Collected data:
+ + + + +

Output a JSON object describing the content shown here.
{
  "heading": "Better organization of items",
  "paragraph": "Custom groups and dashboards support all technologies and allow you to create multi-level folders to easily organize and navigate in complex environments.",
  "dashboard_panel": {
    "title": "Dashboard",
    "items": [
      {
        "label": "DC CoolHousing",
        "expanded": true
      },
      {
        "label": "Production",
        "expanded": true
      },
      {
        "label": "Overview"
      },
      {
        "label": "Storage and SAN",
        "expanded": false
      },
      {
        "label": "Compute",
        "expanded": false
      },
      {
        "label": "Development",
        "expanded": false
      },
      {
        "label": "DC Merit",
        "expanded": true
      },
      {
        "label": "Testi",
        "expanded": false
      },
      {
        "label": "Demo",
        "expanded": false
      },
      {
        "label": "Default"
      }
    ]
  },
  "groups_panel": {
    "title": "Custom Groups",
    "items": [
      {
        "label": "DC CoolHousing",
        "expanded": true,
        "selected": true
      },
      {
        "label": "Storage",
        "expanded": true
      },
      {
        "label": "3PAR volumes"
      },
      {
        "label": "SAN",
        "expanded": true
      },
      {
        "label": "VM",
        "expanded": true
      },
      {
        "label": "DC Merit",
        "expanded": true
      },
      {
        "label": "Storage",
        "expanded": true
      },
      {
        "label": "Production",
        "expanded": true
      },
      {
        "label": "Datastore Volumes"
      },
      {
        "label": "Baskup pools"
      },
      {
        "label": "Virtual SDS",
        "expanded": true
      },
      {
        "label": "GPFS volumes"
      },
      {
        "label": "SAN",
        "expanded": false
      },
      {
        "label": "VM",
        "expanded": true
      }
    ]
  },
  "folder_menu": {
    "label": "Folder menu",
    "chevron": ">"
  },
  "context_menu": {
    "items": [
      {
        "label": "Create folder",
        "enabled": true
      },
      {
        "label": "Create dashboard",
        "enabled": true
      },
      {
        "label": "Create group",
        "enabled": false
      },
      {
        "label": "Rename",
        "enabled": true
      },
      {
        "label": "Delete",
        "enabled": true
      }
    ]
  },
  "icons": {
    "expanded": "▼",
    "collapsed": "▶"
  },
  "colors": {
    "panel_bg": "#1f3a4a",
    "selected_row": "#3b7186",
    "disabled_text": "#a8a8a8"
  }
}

+ + + + +

* _DESCRIPTION OF THE TASK_:
Retype every record above exactly as written.

* _SOLUTION BELOW_:
Output a JSON object describing the content shown here.
{
  "heading": "Better organization of items",
  "paragraph": "Custom groups and dashboards support all technologies and allow you to create multi-level folders to easily organize and navigate in complex environments.",
  "dashboard_panel": {
    "title": "Dashboard",
    "items": [
      {
        "label": "DC CoolHousing",
        "expanded": true
      },
      {
        "label": "Production",
        "expanded": true
      },
      {
        "label": "Overview"
      },
      {
        "label": "Storage and SAN",
        "expanded": false
      },
      {
        "label": "Compute",
        "expanded": false
      },
      {
        "label": "Development",
        "expanded": false
      },
      {
        "label": "DC Merit",
        "expanded": true
      },
      {
        "label": "Testi",
        "expanded": false
      },
      {
        "label": "Demo",
        "expanded": false
      },
      {
        "label": "Default"
      }
    ]
  },
  "groups_panel": {
    "title": "Custom Groups",
    "items": [
      {
        "label": "DC CoolHousing",
        "expanded": true,
        "selected": true
      },
      {
        "label": "Storage",
        "expanded": true
      },
      {
        "label": "3PAR volumes"
      },
      {
        "label": "SAN",
        "expanded": true
      },
      {
        "label": "VM",
        "expanded": true
      },
      {
        "label": "DC Merit",
        "expanded": true
      },
      {
        "label": "Storage",
        "expanded": true
      },
      {
        "label": "Production",
        "expanded": true
      },
      {
        "label": "Datastore Volumes"
      },
      {
        "label": "Baskup pools"
      },
      {
        "label": "Virtual SDS",
        "expanded": true
      },
      {
        "label": "GPFS volumes"
      },
      {
        "label": "SAN",
        "expanded": false
      },
      {
        "label": "VM",
        "expanded": true
      }
    ]
  },
  "folder_menu": {
    "label": "Folder menu",
    "chevron": ">"
  },
  "context_menu": {
    "items": [
      {
        "label": "Create folder",
        "enabled": true
      },
      {
        "label": "Create dashboard",
        "enabled": true
      },
      {
        "label": "Create group",
        "enabled": false
      },
      {
        "label": "Rename",
        "enabled": true
      },
      {
        "label": "Delete",
        "enabled": true
      }
    ]
  },
  "icons": {
    "expanded": "▼",
    "collapsed": "▶"
  },
  "colors": {
    "panel_bg": "#1f3a4a",
    "selected_row": "#3b7186",
    "disabled_text": "#a8a8a8"
  }
}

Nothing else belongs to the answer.